◆ **Instructions for the task**
Below is a listing; copy all of it exactly.

◆ **Available records**
* start *
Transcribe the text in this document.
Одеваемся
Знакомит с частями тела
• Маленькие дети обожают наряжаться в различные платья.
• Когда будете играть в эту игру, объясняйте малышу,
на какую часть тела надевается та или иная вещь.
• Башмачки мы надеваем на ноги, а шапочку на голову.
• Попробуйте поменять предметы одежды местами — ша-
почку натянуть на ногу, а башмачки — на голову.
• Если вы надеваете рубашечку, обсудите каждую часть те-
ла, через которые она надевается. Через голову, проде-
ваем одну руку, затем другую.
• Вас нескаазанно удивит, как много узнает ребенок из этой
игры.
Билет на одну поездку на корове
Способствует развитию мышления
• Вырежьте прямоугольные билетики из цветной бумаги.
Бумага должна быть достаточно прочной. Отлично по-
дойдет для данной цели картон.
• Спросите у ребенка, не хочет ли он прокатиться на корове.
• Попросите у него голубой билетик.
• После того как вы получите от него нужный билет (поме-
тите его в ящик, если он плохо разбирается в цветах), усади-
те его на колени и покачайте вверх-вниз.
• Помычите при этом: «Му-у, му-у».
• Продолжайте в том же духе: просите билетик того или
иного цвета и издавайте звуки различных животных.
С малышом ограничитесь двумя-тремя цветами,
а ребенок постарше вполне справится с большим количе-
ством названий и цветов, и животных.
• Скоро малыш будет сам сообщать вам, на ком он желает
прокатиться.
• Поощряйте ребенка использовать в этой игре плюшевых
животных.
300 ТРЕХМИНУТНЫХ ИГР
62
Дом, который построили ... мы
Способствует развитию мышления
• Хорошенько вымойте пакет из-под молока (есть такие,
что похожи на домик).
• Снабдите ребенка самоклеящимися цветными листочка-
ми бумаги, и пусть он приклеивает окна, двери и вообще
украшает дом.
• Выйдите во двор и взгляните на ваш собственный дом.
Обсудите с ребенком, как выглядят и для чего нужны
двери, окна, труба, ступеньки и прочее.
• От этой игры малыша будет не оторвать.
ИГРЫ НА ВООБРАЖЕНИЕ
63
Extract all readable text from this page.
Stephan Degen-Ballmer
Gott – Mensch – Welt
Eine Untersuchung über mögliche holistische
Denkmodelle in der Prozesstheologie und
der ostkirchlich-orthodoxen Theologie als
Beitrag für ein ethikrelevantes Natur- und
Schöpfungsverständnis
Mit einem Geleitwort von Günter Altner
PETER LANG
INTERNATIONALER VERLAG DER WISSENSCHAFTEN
* end *
◆ **Correct response**
Transcribe the text in this document.
Одеваемся
Знакомит с частями тела
• Маленькие дети обожают наряжаться в различные платья.
• Когда будете играть в эту игру, объясняйте малышу,
на какую часть тела надевается та или иная вещь.
• Башмачки мы надеваем на ноги, а шапочку на голову.
• Попробуйте поменять предметы одежды местами — ша-
почку натянуть на ногу, а башмачки — на голову.
• Если вы надеваете рубашечку, обсудите каждую часть те-
ла, через которые она надевается. Через голову, проде-
ваем одну руку, затем другую.
• Вас нескаазанно удивит, как много узнает ребенок из этой
игры.
Билет на одну поездку на корове
Способствует развитию мышления
• Вырежьте прямоугольные билетики из цветной бумаги.
Бумага должна быть достаточно прочной. Отлично по-
дойдет для данной цели картон.
• Спросите у ребенка, не хочет ли он прокатиться на корове.
• Попросите у него голубой билетик.
• После того как вы получите от него нужный билет (поме-
тите его в ящик, если он плохо разбирается в цветах), усади-
те его на колени и покачайте вверх-вниз.
• Помычите при этом: «Му-у, му-у».
• Продолжайте в том же духе: просите билетик того или
иного цвета и издавайте звуки различных животных.
С малышом ограничитесь двумя-тремя цветами,
а ребенок постарше вполне справится с большим количе-
ством названий и цветов, и животных.
• Скоро малыш будет сам сообщать вам, на ком он желает
прокатиться.
• Поощряйте ребенка использовать в этой игре плюшевых
животных.
300 ТРЕХМИНУТНЫХ ИГР
62
Дом, который построили ... мы
Способствует развитию мышления
• Хорошенько вымойте пакет из-под молока (есть такие,
что похожи на домик).
• Снабдите ребенка самоклеящимися цветными листочка-
ми бумаги, и пусть он приклеивает окна, двери и вообще
украшает дом.
• Выйдите во двор и взгляните на ваш собственный дом.
Обсудите с ребенком, как выглядят и для чего нужны
двери, окна, труба, ступеньки и прочее.
• От этой игры малыша будет не оторвать.
ИГРЫ НА ВООБРАЖЕНИЕ
63
Extract all readable text from this page.
Stephan Degen-Ballmer
Gott – Mensch – Welt
Eine Untersuchung über mögliche holistische
Denkmodelle in der Prozesstheologie und
der ostkirchlich-orthodoxen Theologie als
Beitrag für ein ethikrelevantes Natur- und
Schöpfungsverständnis
Mit einem Geleitwort von Günter Altner
PETER LANG
INTERNATIONALER VERLAG DER WISSENSCHAFTEN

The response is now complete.